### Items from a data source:
»»

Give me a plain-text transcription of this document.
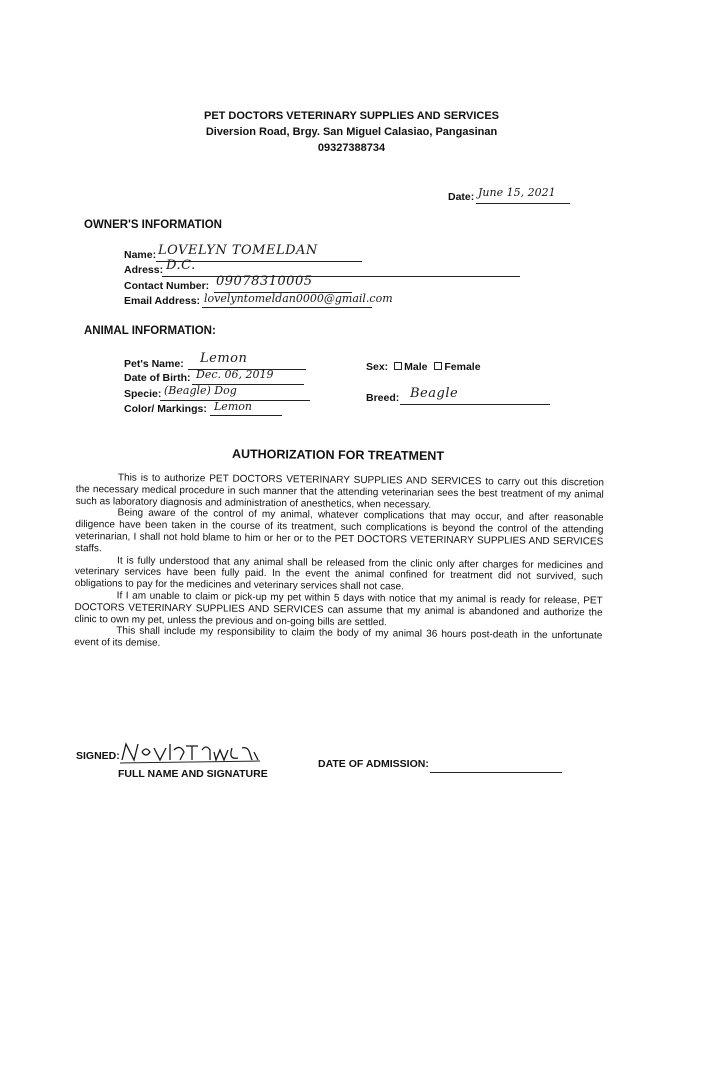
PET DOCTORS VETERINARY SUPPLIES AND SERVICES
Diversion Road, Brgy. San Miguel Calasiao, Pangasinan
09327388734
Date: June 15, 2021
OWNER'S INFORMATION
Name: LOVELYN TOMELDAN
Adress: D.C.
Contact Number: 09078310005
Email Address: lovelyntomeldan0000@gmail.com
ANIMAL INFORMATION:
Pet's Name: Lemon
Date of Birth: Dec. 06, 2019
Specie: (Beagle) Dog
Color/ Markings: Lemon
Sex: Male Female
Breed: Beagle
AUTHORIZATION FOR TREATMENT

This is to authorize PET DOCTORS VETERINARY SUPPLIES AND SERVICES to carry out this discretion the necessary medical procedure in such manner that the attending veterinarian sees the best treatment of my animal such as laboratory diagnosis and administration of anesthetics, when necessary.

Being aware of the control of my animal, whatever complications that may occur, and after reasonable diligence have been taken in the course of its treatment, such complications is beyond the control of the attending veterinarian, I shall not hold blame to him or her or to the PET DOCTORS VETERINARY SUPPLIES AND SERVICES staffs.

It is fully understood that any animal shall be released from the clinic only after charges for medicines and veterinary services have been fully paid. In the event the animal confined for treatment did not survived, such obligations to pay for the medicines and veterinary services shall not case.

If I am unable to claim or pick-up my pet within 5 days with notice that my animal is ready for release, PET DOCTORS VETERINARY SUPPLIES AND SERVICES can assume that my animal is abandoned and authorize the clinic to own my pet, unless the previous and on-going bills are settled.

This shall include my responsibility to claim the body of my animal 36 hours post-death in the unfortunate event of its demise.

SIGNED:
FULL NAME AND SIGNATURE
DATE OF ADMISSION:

««
»»

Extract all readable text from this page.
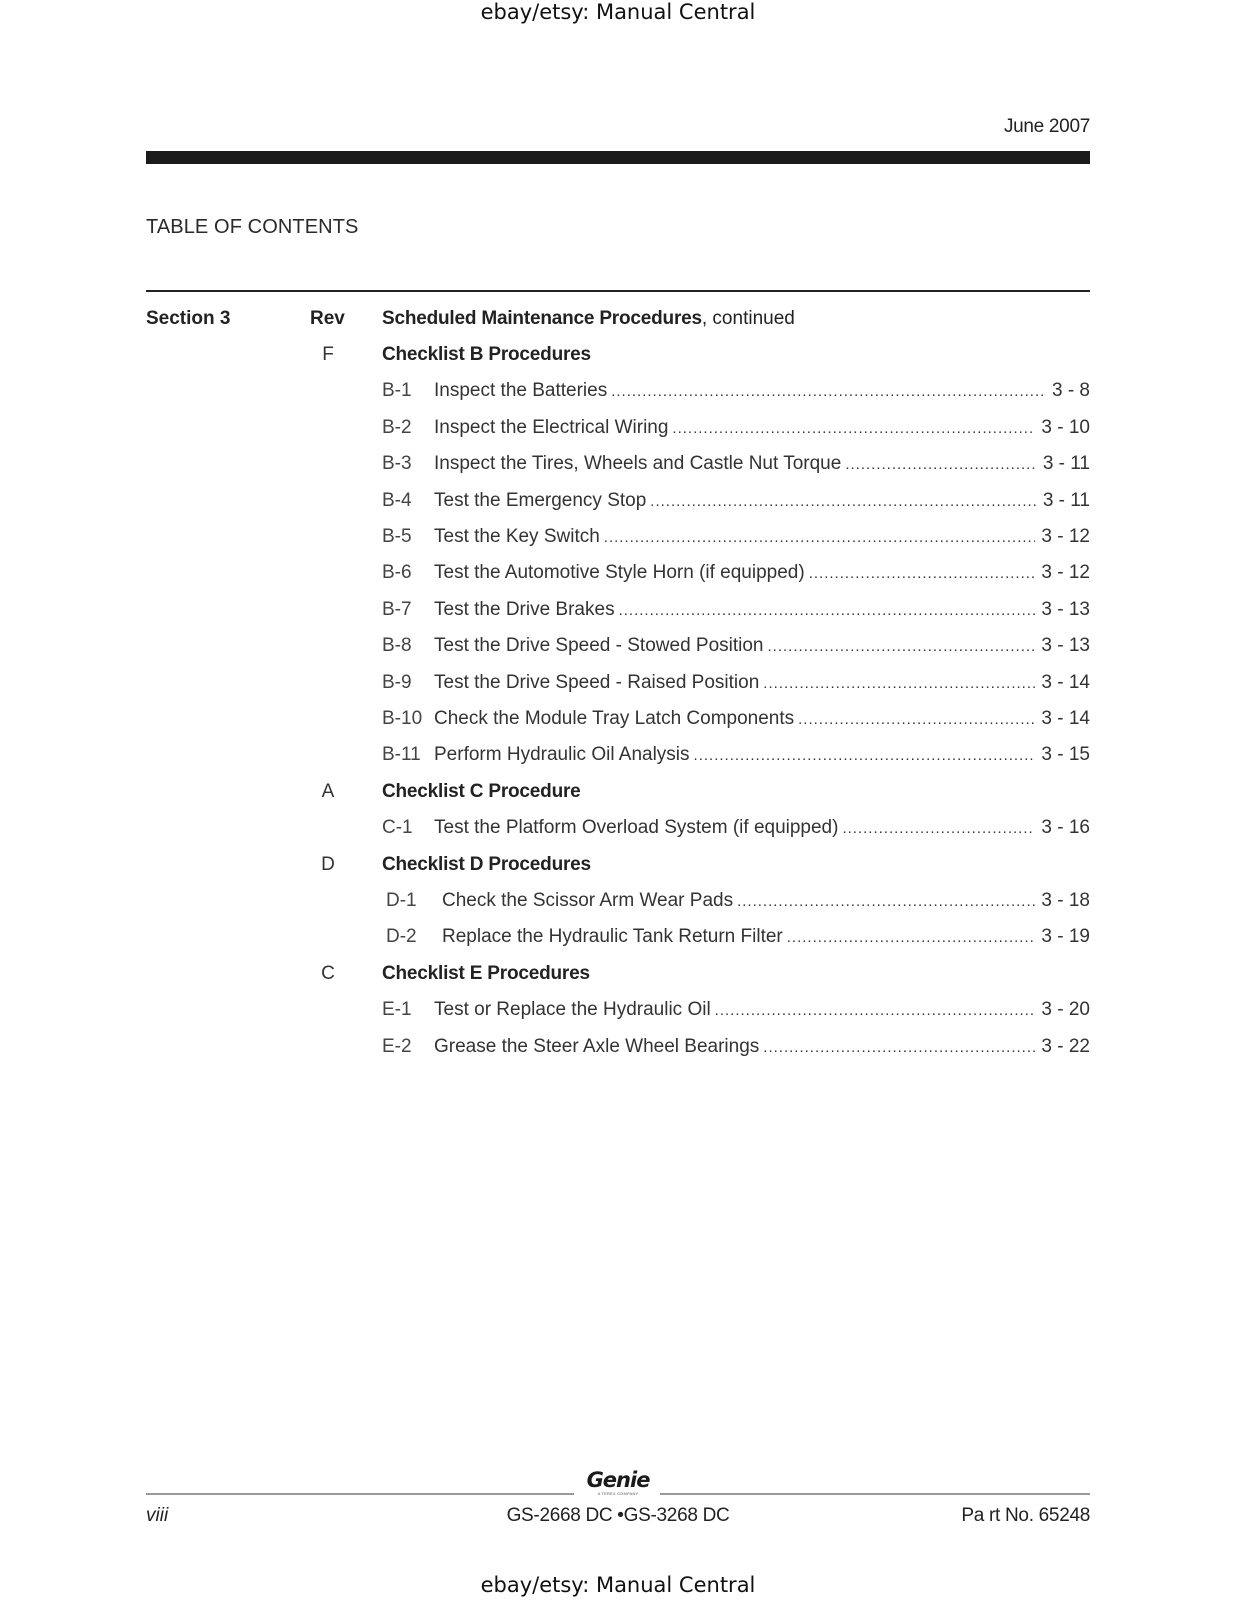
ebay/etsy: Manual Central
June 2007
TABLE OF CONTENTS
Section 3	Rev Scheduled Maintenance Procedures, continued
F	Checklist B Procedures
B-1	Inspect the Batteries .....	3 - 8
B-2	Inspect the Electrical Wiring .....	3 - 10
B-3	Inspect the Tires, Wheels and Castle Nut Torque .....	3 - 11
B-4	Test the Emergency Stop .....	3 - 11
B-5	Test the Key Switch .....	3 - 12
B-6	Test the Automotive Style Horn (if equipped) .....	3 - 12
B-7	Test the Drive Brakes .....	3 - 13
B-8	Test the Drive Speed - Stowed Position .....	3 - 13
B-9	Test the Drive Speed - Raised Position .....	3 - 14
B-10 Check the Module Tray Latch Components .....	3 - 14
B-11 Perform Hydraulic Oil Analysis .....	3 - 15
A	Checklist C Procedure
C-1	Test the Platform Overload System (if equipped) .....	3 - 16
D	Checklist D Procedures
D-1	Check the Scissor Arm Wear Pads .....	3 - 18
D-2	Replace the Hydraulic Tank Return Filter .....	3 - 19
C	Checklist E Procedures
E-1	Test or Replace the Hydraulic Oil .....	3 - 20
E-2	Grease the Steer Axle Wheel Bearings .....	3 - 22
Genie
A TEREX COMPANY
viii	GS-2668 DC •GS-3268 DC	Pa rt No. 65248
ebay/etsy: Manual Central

««

### AIM:
From the entries above, extract each line containing "that".

### RESPONSE BELOW:
This is to authorize PET DOCTORS VETERINARY SUPPLIES AND SERVICES to carry out this discretion the necessary medical procedure in such manner that the attending veterinarian sees the best treatment of my animal such as laboratory diagnosis and administration of anesthetics, when necessary.
Being aware of the control of my animal, whatever complications that may occur, and after reasonable diligence have been taken in the course of its treatment, such complications is beyond the control of the attending veterinarian, I shall not hold blame to him or her or to the PET DOCTORS VETERINARY SUPPLIES AND SERVICES staffs.
It is fully understood that any animal shall be released from the clinic only after charges for medicines and veterinary services have been fully paid. In the event the animal confined for treatment did not survived, such obligations to pay for the medicines and veterinary services shall not case.
If I am unable to claim or pick-up my pet within 5 days with notice that my animal is ready for release, PET DOCTORS VETERINARY SUPPLIES AND SERVICES can assume that my animal is abandoned and authorize the clinic to own my pet, unless the previous and on-going bills are settled.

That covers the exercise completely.